The exercise: The entries below contain pictures. Retype everything except those pictures, exactly as given.

Exercise material:
************

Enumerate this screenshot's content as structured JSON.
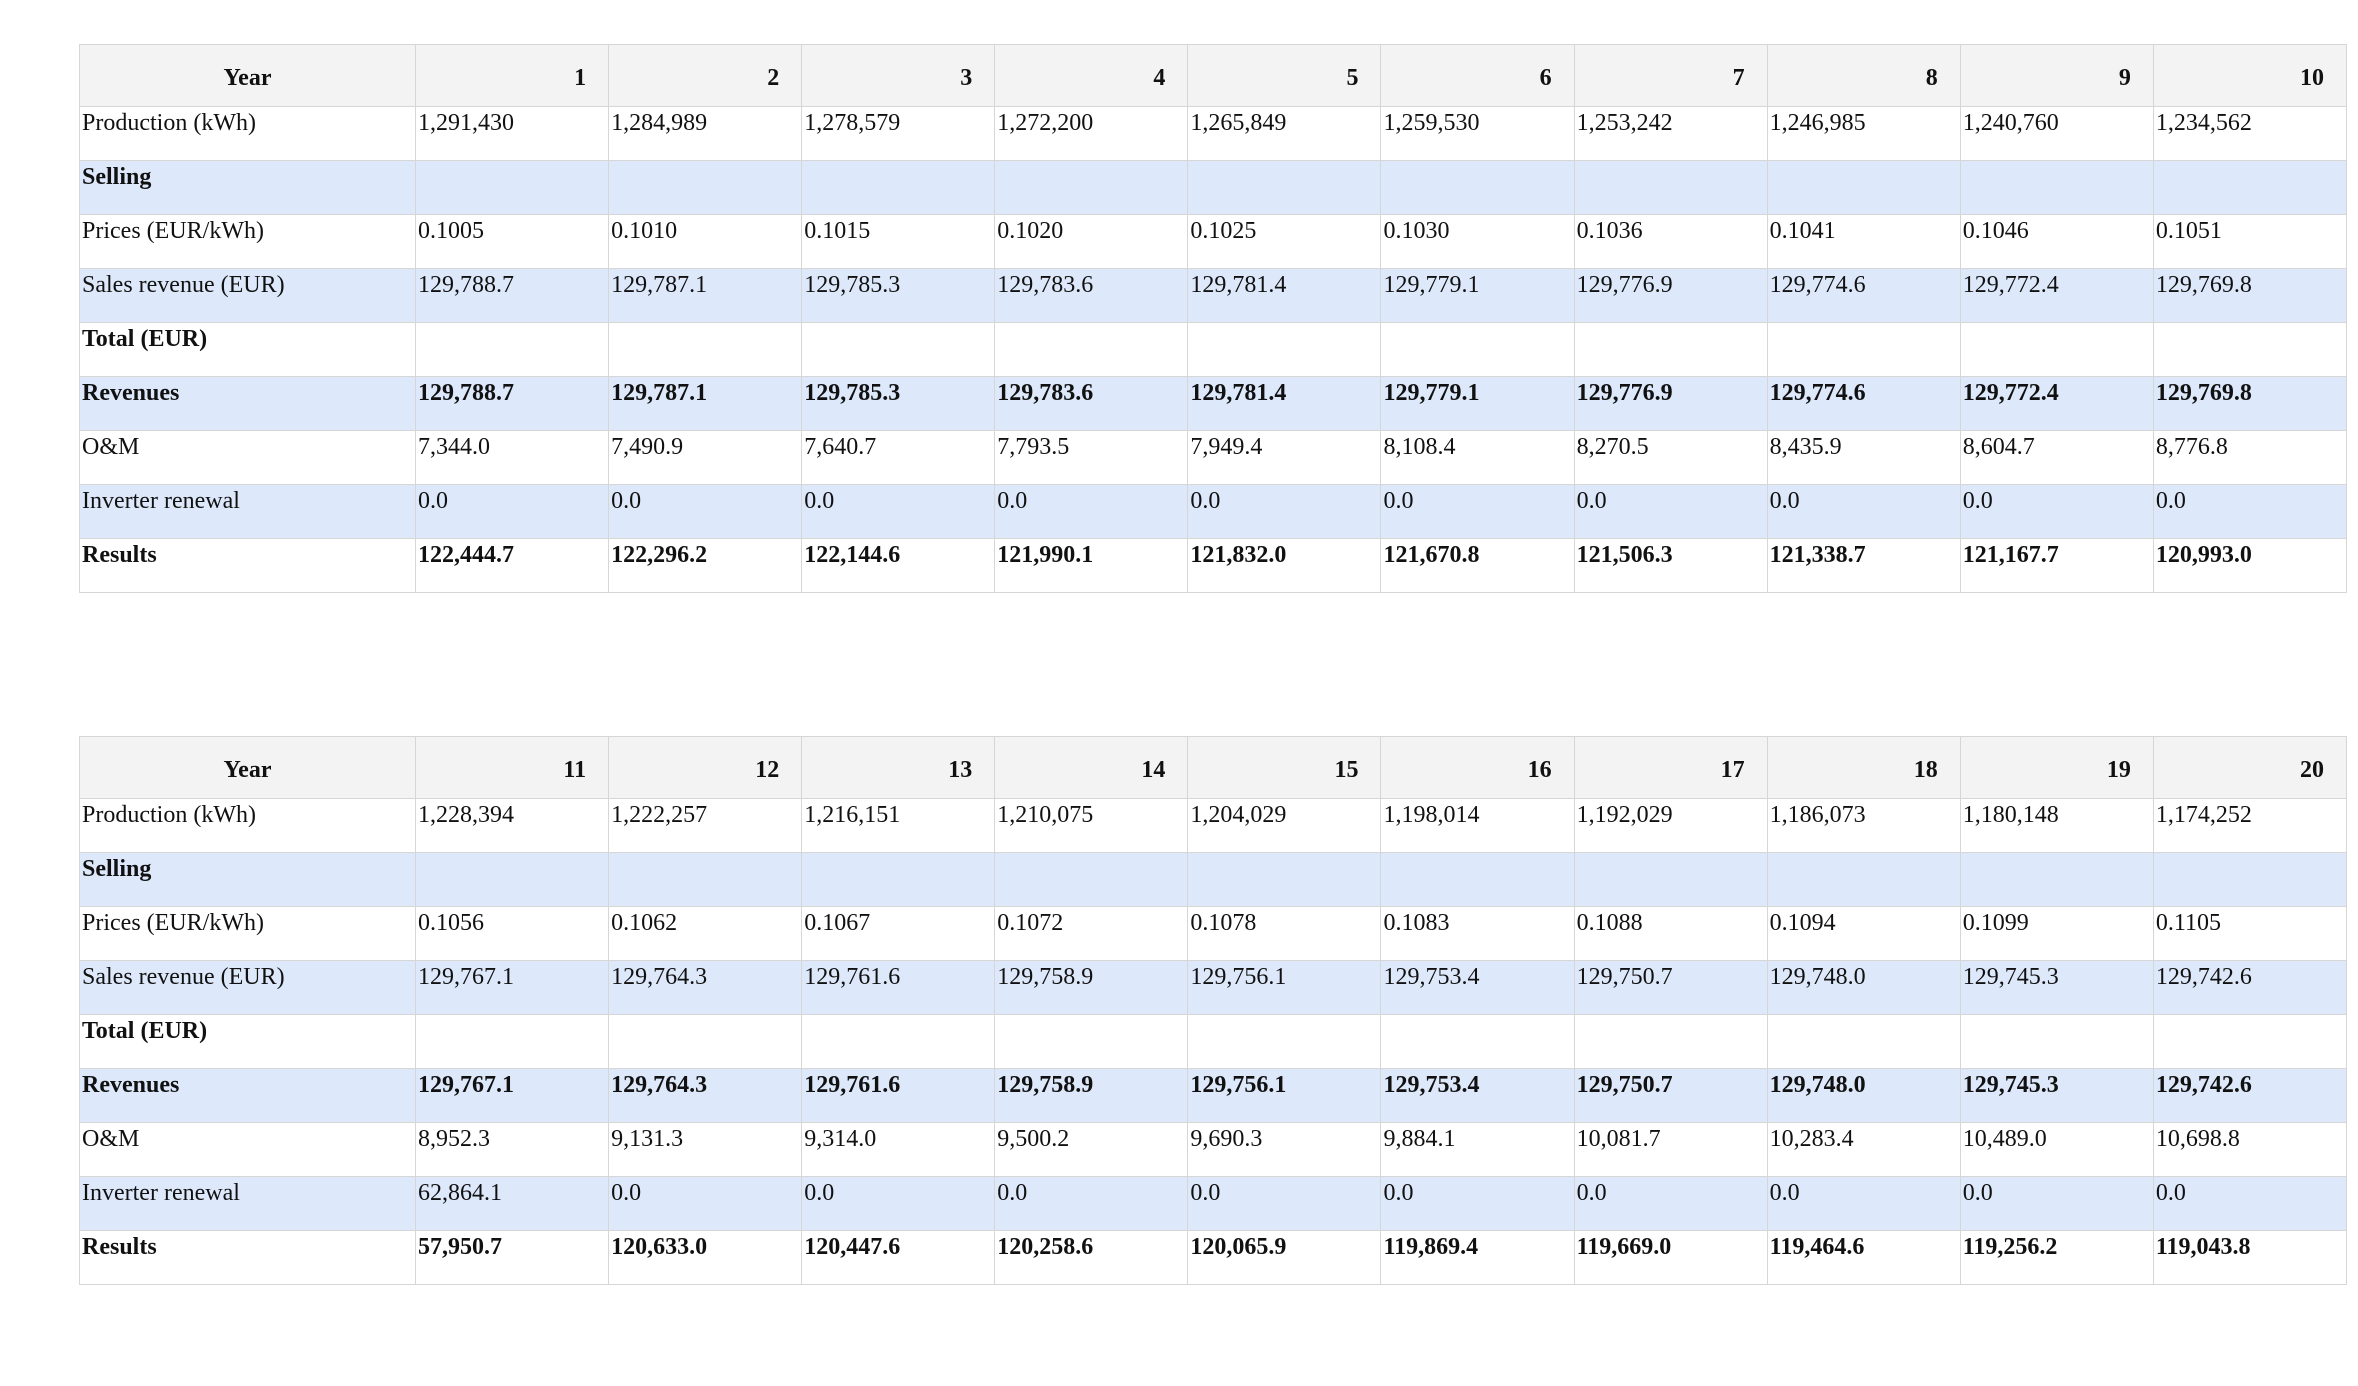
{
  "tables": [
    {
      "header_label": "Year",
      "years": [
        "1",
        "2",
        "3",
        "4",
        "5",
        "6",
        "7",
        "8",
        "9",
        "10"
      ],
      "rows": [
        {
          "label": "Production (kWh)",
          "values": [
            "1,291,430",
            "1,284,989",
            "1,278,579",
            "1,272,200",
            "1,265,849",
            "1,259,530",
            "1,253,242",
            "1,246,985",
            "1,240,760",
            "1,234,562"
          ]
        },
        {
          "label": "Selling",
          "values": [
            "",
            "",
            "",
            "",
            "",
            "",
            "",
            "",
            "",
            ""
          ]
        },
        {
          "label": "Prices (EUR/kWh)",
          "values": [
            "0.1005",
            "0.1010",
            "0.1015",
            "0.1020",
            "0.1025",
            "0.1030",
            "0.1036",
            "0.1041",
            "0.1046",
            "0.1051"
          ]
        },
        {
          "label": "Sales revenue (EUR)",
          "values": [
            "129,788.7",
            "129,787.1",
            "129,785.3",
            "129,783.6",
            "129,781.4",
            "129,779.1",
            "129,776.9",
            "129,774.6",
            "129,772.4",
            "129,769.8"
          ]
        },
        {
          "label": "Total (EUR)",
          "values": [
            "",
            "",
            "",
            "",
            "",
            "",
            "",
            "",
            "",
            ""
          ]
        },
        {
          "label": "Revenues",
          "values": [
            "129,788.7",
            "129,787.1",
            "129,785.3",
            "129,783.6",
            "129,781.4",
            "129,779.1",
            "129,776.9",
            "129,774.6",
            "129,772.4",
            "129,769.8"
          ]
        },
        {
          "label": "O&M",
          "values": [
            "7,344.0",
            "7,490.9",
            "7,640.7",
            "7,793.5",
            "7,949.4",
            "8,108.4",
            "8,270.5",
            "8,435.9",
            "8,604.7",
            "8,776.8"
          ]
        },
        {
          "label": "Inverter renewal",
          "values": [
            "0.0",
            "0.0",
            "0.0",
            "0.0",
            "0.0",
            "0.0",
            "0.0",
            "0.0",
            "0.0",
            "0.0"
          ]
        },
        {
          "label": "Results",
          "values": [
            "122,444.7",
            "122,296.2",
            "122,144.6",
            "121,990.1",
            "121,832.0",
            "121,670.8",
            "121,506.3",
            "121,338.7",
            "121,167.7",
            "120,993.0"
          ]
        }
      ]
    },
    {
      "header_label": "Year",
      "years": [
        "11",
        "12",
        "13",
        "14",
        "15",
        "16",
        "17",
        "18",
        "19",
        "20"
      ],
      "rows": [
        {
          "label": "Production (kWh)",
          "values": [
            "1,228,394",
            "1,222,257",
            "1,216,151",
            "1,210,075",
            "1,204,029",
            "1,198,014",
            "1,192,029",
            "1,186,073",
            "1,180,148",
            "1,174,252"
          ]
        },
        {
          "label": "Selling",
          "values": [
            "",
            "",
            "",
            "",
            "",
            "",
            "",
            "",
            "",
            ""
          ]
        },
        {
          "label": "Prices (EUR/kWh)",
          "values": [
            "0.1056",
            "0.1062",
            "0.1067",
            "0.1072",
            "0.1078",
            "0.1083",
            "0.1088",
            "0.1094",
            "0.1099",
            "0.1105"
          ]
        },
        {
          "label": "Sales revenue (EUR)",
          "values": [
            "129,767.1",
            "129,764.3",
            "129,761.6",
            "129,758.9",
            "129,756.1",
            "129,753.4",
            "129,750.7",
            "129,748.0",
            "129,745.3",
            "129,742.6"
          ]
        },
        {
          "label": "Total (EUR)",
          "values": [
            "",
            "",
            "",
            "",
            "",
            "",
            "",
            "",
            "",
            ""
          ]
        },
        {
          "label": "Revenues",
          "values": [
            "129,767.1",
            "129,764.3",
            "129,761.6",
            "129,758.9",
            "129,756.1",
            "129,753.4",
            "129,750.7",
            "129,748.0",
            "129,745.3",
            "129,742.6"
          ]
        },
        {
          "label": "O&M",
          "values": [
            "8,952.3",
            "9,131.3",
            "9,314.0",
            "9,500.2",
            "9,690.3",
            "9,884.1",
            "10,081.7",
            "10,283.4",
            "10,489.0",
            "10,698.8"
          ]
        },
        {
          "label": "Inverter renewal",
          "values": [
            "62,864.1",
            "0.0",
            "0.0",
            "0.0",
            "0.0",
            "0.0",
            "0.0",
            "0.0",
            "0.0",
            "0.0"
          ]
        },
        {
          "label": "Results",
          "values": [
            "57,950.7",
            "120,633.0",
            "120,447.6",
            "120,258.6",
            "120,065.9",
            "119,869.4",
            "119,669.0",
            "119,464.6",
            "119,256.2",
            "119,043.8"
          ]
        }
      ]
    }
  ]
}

************

Answer to the exercise:
Enumerate this screenshot's content as structured JSON.
{
  "tables": [
    {
      "header_label": "Year",
      "years": [
        "1",
        "2",
        "3",
        "4",
        "5",
        "6",
        "7",
        "8",
        "9",
        "10"
      ],
      "rows": [
        {
          "label": "Production (kWh)",
          "values": [
            "1,291,430",
            "1,284,989",
            "1,278,579",
            "1,272,200",
            "1,265,849",
            "1,259,530",
            "1,253,242",
            "1,246,985",
            "1,240,760",
            "1,234,562"
          ]
        },
        {
          "label": "Selling",
          "values": [
            "",
            "",
            "",
            "",
            "",
            "",
            "",
            "",
            "",
            ""
          ]
        },
        {
          "label": "Prices (EUR/kWh)",
          "values": [
            "0.1005",
            "0.1010",
            "0.1015",
            "0.1020",
            "0.1025",
            "0.1030",
            "0.1036",
            "0.1041",
            "0.1046",
            "0.1051"
          ]
        },
        {
          "label": "Sales revenue (EUR)",
          "values": [
            "129,788.7",
            "129,787.1",
            "129,785.3",
            "129,783.6",
            "129,781.4",
            "129,779.1",
            "129,776.9",
            "129,774.6",
            "129,772.4",
            "129,769.8"
          ]
        },
        {
          "label": "Total (EUR)",
          "values": [
            "",
            "",
            "",
            "",
            "",
            "",
            "",
            "",
            "",
            ""
          ]
        },
        {
          "label": "Revenues",
          "values": [
            "129,788.7",
            "129,787.1",
            "129,785.3",
            "129,783.6",
            "129,781.4",
            "129,779.1",
            "129,776.9",
            "129,774.6",
            "129,772.4",
            "129,769.8"
          ]
        },
        {
          "label": "O&M",
          "values": [
            "7,344.0",
            "7,490.9",
            "7,640.7",
            "7,793.5",
            "7,949.4",
            "8,108.4",
            "8,270.5",
            "8,435.9",
            "8,604.7",
            "8,776.8"
          ]
        },
        {
          "label": "Inverter renewal",
          "values": [
            "0.0",
            "0.0",
            "0.0",
            "0.0",
            "0.0",
            "0.0",
            "0.0",
            "0.0",
            "0.0",
            "0.0"
          ]
        },
        {
          "label": "Results",
          "values": [
            "122,444.7",
            "122,296.2",
            "122,144.6",
            "121,990.1",
            "121,832.0",
            "121,670.8",
            "121,506.3",
            "121,338.7",
            "121,167.7",
            "120,993.0"
          ]
        }
      ]
    },
    {
      "header_label": "Year",
      "years": [
        "11",
        "12",
        "13",
        "14",
        "15",
        "16",
        "17",
        "18",
        "19",
        "20"
      ],
      "rows": [
        {
          "label": "Production (kWh)",
          "values": [
            "1,228,394",
            "1,222,257",
            "1,216,151",
            "1,210,075",
            "1,204,029",
            "1,198,014",
            "1,192,029",
            "1,186,073",
            "1,180,148",
            "1,174,252"
          ]
        },
        {
          "label": "Selling",
          "values": [
            "",
            "",
            "",
            "",
            "",
            "",
            "",
            "",
            "",
            ""
          ]
        },
        {
          "label": "Prices (EUR/kWh)",
          "values": [
            "0.1056",
            "0.1062",
            "0.1067",
            "0.1072",
            "0.1078",
            "0.1083",
            "0.1088",
            "0.1094",
            "0.1099",
            "0.1105"
          ]
        },
        {
          "label": "Sales revenue (EUR)",
          "values": [
            "129,767.1",
            "129,764.3",
            "129,761.6",
            "129,758.9",
            "129,756.1",
            "129,753.4",
            "129,750.7",
            "129,748.0",
            "129,745.3",
            "129,742.6"
          ]
        },
        {
          "label": "Total (EUR)",
          "values": [
            "",
            "",
            "",
            "",
            "",
            "",
            "",
            "",
            "",
            ""
          ]
        },
        {
          "label": "Revenues",
          "values": [
            "129,767.1",
            "129,764.3",
            "129,761.6",
            "129,758.9",
            "129,756.1",
            "129,753.4",
            "129,750.7",
            "129,748.0",
            "129,745.3",
            "129,742.6"
          ]
        },
        {
          "label": "O&M",
          "values": [
            "8,952.3",
            "9,131.3",
            "9,314.0",
            "9,500.2",
            "9,690.3",
            "9,884.1",
            "10,081.7",
            "10,283.4",
            "10,489.0",
            "10,698.8"
          ]
        },
        {
          "label": "Inverter renewal",
          "values": [
            "62,864.1",
            "0.0",
            "0.0",
            "0.0",
            "0.0",
            "0.0",
            "0.0",
            "0.0",
            "0.0",
            "0.0"
          ]
        },
        {
          "label": "Results",
          "values": [
            "57,950.7",
            "120,633.0",
            "120,447.6",
            "120,258.6",
            "120,065.9",
            "119,869.4",
            "119,669.0",
            "119,464.6",
            "119,256.2",
            "119,043.8"
          ]
        }
      ]
    }
  ]
}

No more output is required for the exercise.